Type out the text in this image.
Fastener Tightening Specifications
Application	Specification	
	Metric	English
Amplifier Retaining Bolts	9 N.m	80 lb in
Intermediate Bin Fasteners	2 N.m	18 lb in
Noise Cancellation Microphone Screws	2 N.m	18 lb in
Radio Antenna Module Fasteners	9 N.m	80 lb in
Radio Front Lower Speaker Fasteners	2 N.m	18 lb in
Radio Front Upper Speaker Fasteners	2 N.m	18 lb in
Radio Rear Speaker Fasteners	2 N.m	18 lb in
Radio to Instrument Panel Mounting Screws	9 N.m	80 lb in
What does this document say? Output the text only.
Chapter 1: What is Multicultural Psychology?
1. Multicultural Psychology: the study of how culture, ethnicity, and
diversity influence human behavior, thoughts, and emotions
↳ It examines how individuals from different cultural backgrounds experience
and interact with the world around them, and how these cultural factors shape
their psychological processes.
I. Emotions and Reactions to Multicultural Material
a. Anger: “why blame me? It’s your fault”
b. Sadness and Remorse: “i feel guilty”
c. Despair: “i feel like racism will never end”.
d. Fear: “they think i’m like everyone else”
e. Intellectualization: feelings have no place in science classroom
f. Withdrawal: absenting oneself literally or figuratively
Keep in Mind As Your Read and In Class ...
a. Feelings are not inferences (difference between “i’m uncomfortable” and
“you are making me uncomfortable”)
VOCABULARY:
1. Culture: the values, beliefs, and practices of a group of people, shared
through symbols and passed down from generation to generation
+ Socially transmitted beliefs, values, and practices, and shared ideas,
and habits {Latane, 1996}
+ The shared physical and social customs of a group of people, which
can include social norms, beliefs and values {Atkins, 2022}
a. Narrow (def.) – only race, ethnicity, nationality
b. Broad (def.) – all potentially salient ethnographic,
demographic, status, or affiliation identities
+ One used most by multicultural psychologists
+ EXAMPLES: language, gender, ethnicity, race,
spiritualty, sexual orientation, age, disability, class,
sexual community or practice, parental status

■ **Instruction**: From the data above, copy each line that has the string "practices".

■ **Answer to the problem**:
1. Culture: the values, beliefs, and practices of a group of people, shared
+ Socially transmitted beliefs, values, and practices, and shared ideas,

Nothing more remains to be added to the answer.